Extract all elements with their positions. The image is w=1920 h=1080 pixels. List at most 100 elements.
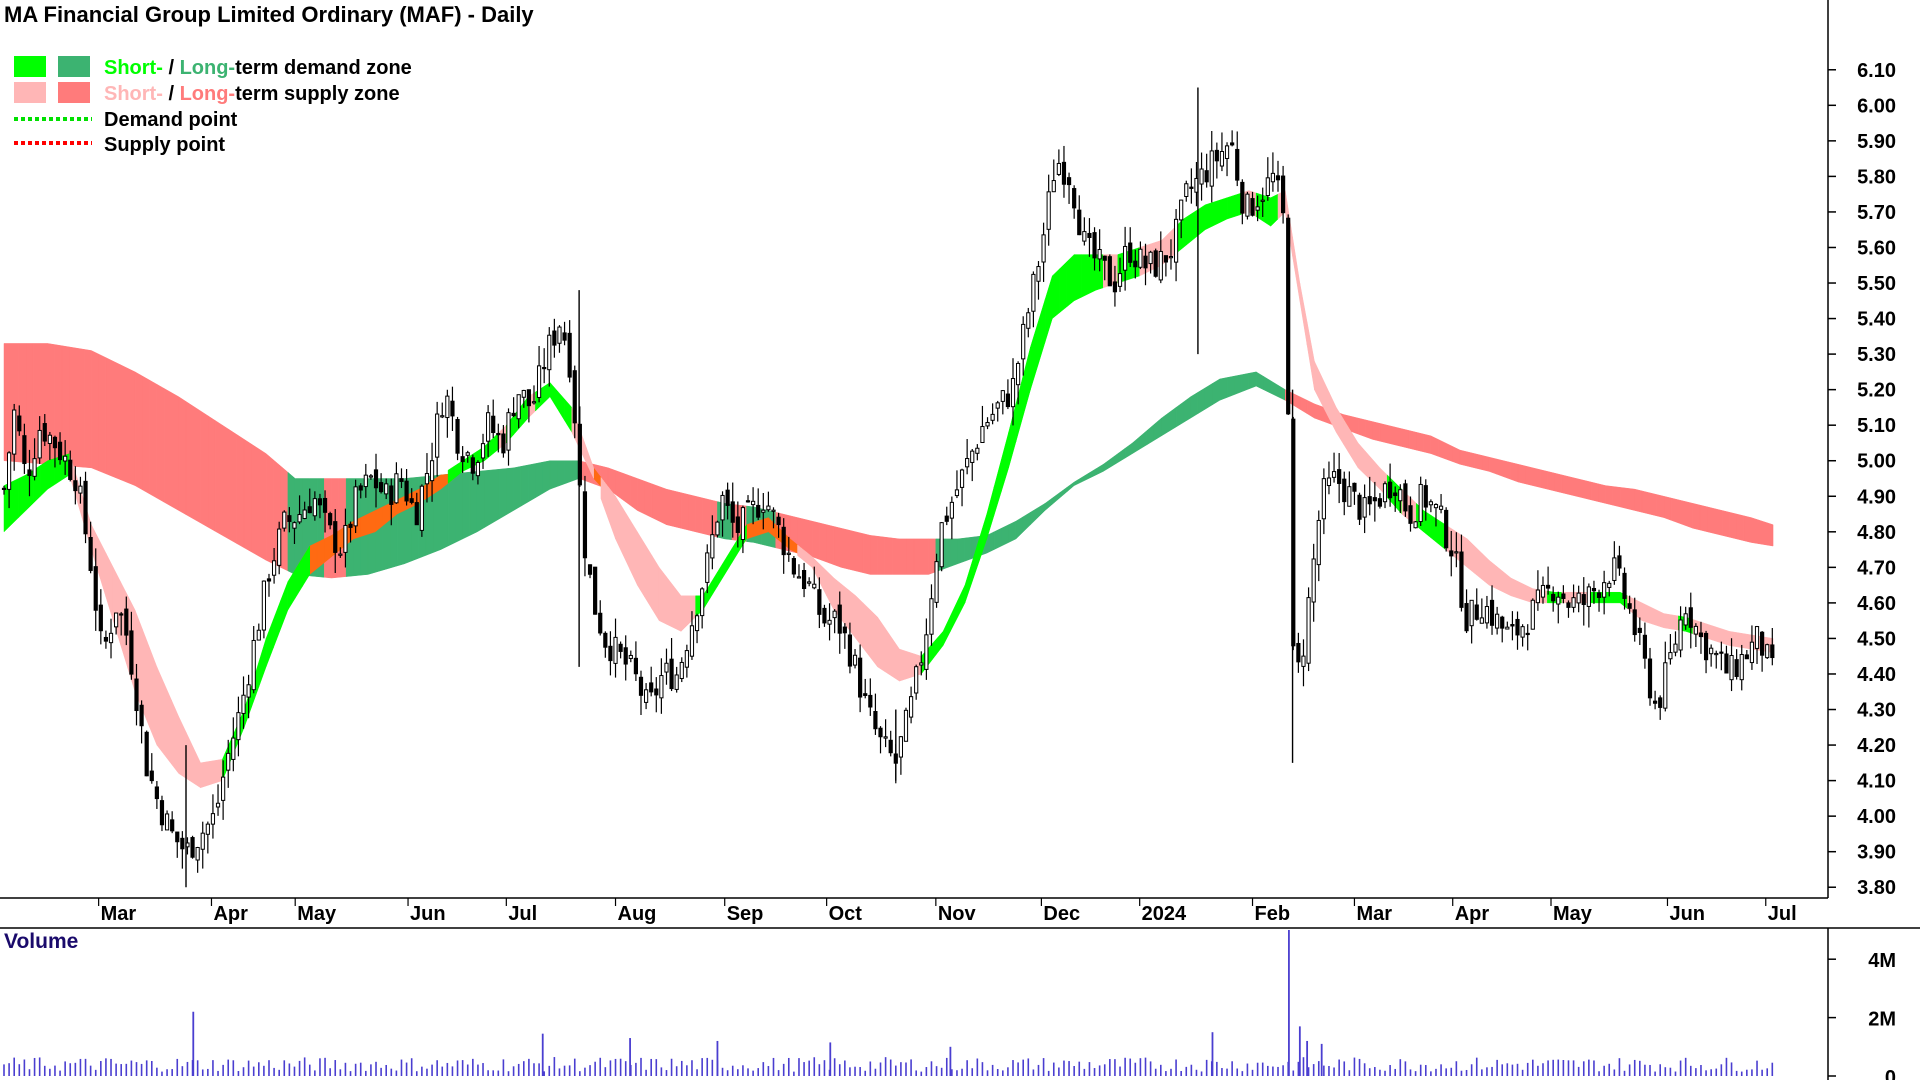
- candle-body: [1622, 572, 1627, 599]
- candle-body: [1168, 256, 1174, 259]
- month-label: Feb: [1255, 903, 1291, 925]
- candle-body: [526, 389, 531, 407]
- long-term-zone-segment: [666, 488, 675, 527]
- candle-body: [1280, 175, 1286, 214]
- long-term-zone-segment: [1423, 433, 1432, 454]
- candle-body: [628, 654, 633, 659]
- candle-body: [807, 581, 812, 584]
- candle-body: [384, 483, 389, 495]
- candle-body: [399, 478, 404, 482]
- long-term-zone-segment: [1561, 474, 1570, 495]
- price-tick-label: 4.50: [1857, 628, 1896, 650]
- short-term-zone-segment: [54, 455, 63, 485]
- long-term-zone-segment: [469, 471, 478, 536]
- candle-body: [210, 813, 216, 825]
- candle-body: [1612, 557, 1617, 581]
- candle-body: [516, 394, 521, 420]
- candle-body: [577, 423, 582, 486]
- volume-tick-label: 4M: [1868, 950, 1896, 972]
- candle-body: [1571, 597, 1576, 608]
- candle-body: [1703, 632, 1709, 661]
- month-label: Jul: [1768, 903, 1797, 925]
- candle-body: [144, 731, 149, 777]
- candle-body: [1719, 651, 1724, 654]
- candle-body: [480, 443, 486, 459]
- long-term-zone-segment: [1736, 513, 1745, 542]
- candle-body: [1296, 642, 1301, 663]
- candle-body: [1331, 471, 1337, 478]
- candle-body: [486, 412, 491, 442]
- candle-body: [776, 516, 781, 526]
- candle-body: [68, 459, 73, 480]
- candle-body: [1286, 217, 1291, 415]
- candle-body: [1586, 586, 1591, 607]
- candle-body: [1189, 186, 1194, 189]
- candle-body: [424, 473, 430, 485]
- month-label: Dec: [1043, 903, 1080, 925]
- long-term-zone-segment: [1503, 460, 1512, 480]
- short-term-zone-segment: [1510, 577, 1519, 599]
- long-term-zone-segment: [1765, 521, 1774, 547]
- candle-body: [1663, 662, 1668, 709]
- long-term-zone-segment: [840, 527, 849, 570]
- candle-body: [333, 521, 338, 553]
- candle-body: [914, 666, 919, 694]
- long-term-zone-segment: [891, 537, 900, 575]
- long-term-zone-segment: [615, 470, 624, 501]
- short-term-zone-segment: [1612, 591, 1621, 604]
- candle-body: [1754, 626, 1760, 649]
- candle-body: [868, 694, 873, 708]
- candle-body: [1484, 606, 1490, 624]
- candle-body: [491, 415, 496, 434]
- candle-body: [975, 447, 980, 454]
- long-term-zone-segment: [236, 434, 245, 549]
- month-label: Aug: [618, 903, 657, 925]
- candle-body: [389, 485, 394, 505]
- candle-body: [1, 487, 7, 490]
- candle-body: [1240, 181, 1245, 214]
- candle-body: [1653, 700, 1658, 704]
- long-term-zone-segment: [658, 486, 667, 526]
- candle-body: [175, 831, 180, 843]
- short-term-zone-segment: [1721, 628, 1730, 646]
- long-term-zone-segment: [848, 529, 857, 572]
- long-term-zone-segment: [1314, 403, 1322, 422]
- long-term-zone-segment: [1670, 497, 1679, 524]
- long-term-zone-segment: [819, 522, 827, 563]
- long-term-zone-segment: [484, 469, 493, 528]
- candle-body: [669, 658, 674, 690]
- candle-body: [139, 704, 144, 727]
- candle-body: [1347, 486, 1352, 507]
- candle-body: [847, 634, 853, 667]
- candle-body: [1734, 659, 1739, 677]
- candle-body: [1505, 626, 1510, 630]
- short-term-zone-segment: [1641, 602, 1650, 624]
- long-term-zone-segment: [695, 495, 704, 534]
- volume-tick-label: 0: [1885, 1067, 1896, 1080]
- price-tick-label: 5.70: [1857, 202, 1896, 224]
- candle-body: [312, 498, 317, 517]
- candle-body: [863, 693, 868, 696]
- short-term-zone-segment: [1670, 614, 1679, 631]
- candle-body: [1021, 323, 1026, 360]
- candle-body: [542, 366, 547, 370]
- long-term-zone-segment: [1437, 439, 1446, 460]
- candle-body: [1265, 177, 1270, 196]
- month-label: Jun: [1669, 903, 1705, 925]
- candle-body: [496, 433, 501, 436]
- candle-body: [506, 412, 511, 451]
- candle-body: [277, 528, 282, 566]
- long-term-zone-segment: [921, 538, 929, 575]
- long-term-zone-segment: [1547, 471, 1555, 492]
- long-term-zone-segment: [243, 438, 252, 553]
- long-term-zone-segment: [964, 536, 973, 562]
- candle-body: [888, 739, 893, 754]
- candle-body: [664, 662, 669, 673]
- candle-body: [1072, 188, 1077, 209]
- price-tick-label: 3.90: [1857, 842, 1896, 864]
- short-term-zone-segment: [1517, 581, 1526, 601]
- candle-body: [170, 819, 175, 832]
- long-term-zone-segment: [222, 424, 230, 540]
- long-term-zone-segment: [200, 410, 209, 528]
- candle-body: [501, 433, 506, 454]
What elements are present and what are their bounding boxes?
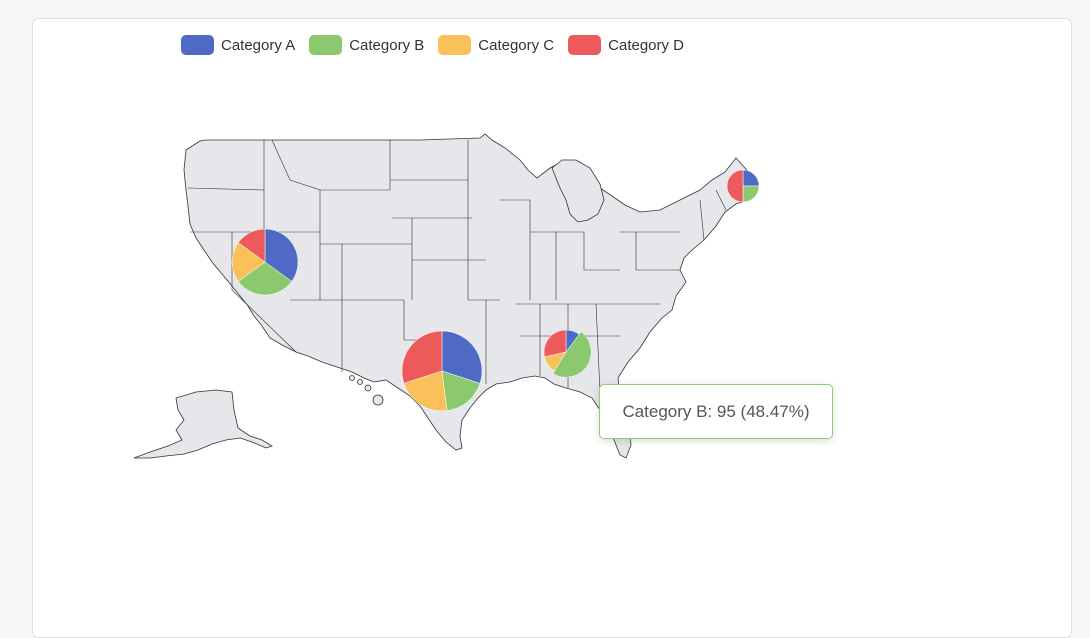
- hawaii-island[interactable]: [349, 375, 355, 381]
- state-border: [320, 140, 391, 191]
- legend: Category A Category B Category C Categor…: [181, 35, 698, 55]
- pie-slice-category-c[interactable]: [403, 370, 448, 412]
- state-border: [715, 189, 727, 211]
- legend-swatch-category-c: [438, 35, 472, 55]
- tooltip: Category B: 95 (48.47%): [599, 384, 833, 439]
- hawaii-island[interactable]: [357, 379, 363, 385]
- pie-nevada[interactable]: [231, 228, 299, 296]
- legend-swatch-category-d: [568, 35, 602, 55]
- pie-slice-category-d[interactable]: [401, 330, 443, 384]
- legend-swatch-category-b: [309, 35, 343, 55]
- state-border: [231, 232, 297, 353]
- state-border: [467, 140, 500, 301]
- us-mainland-shape[interactable]: [183, 133, 759, 459]
- legend-label-category-a: Category A: [221, 36, 296, 54]
- pie-slice-category-c[interactable]: [231, 242, 266, 282]
- pie-slice-category-d[interactable]: [726, 169, 744, 203]
- state-border: [500, 199, 531, 300]
- pie-slice-category-d[interactable]: [237, 228, 266, 263]
- legend-label-category-b: Category B: [349, 36, 425, 54]
- state-border: [595, 303, 601, 393]
- state-border: [699, 199, 705, 241]
- legend-item-category-b[interactable]: Category B: [309, 35, 424, 55]
- michigan-shape[interactable]: [551, 159, 605, 223]
- legend-item-category-c[interactable]: Category C: [438, 35, 554, 55]
- legend-swatch-category-a: [181, 35, 214, 55]
- pie-maine[interactable]: [726, 169, 760, 203]
- alaska-shape[interactable]: [133, 389, 273, 459]
- pie-slice-category-b[interactable]: [742, 185, 760, 203]
- pie-slice-category-a[interactable]: [441, 330, 483, 384]
- legend-item-category-d[interactable]: Category D: [568, 35, 684, 55]
- us-map-shapes: [133, 133, 759, 459]
- state-border: [271, 139, 321, 300]
- us-map: [133, 133, 760, 459]
- pie-slice-category-d[interactable]: [543, 329, 567, 358]
- legend-item-category-a[interactable]: Category A: [181, 35, 295, 55]
- pie-markers: [231, 169, 760, 412]
- state-border: [556, 231, 620, 271]
- pie-slice-category-b[interactable]: [441, 370, 481, 411]
- pie-slice-category-b[interactable]: [237, 261, 293, 296]
- state-borders: [187, 139, 727, 393]
- legend-label-category-c: Category C: [478, 36, 555, 54]
- pie-slice-category-a[interactable]: [264, 228, 299, 282]
- hawaii-island[interactable]: [372, 394, 384, 406]
- pie-georgia[interactable]: [543, 329, 592, 378]
- state-border: [635, 232, 680, 271]
- state-border: [187, 187, 265, 191]
- legend-label-category-d: Category D: [608, 36, 685, 54]
- pie-slice-category-b[interactable]: [552, 331, 592, 378]
- tooltip-text: Category B: 95 (48.47%): [622, 401, 810, 421]
- pie-slice-category-a[interactable]: [742, 169, 760, 187]
- pie-texas[interactable]: [401, 330, 483, 412]
- hawaii-island[interactable]: [364, 384, 372, 392]
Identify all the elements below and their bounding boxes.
* * * * *
#### [Objective]
Copy out the lines of the data from the one containing "- hawaii-island[interactable]: [349, 375, 355, 381]" through the one containing "- pie-slice-category-d[interactable]: [401, 330, 443, 384]", keeping both ends and changing nothing.

#### [Completed exercise]
- hawaii-island[interactable]: [349, 375, 355, 381]
- state-border: [320, 140, 391, 191]
- legend: Category A Category B Category C Categor…: [181, 35, 698, 55]
- pie-slice-category-c[interactable]: [403, 370, 448, 412]
- state-border: [715, 189, 727, 211]
- legend-swatch-category-c: [438, 35, 472, 55]
- tooltip: Category B: 95 (48.47%): [599, 384, 833, 439]
- hawaii-island[interactable]: [357, 379, 363, 385]
- pie-nevada[interactable]: [231, 228, 299, 296]
- legend-swatch-category-d: [568, 35, 602, 55]
- pie-slice-category-d[interactable]: [401, 330, 443, 384]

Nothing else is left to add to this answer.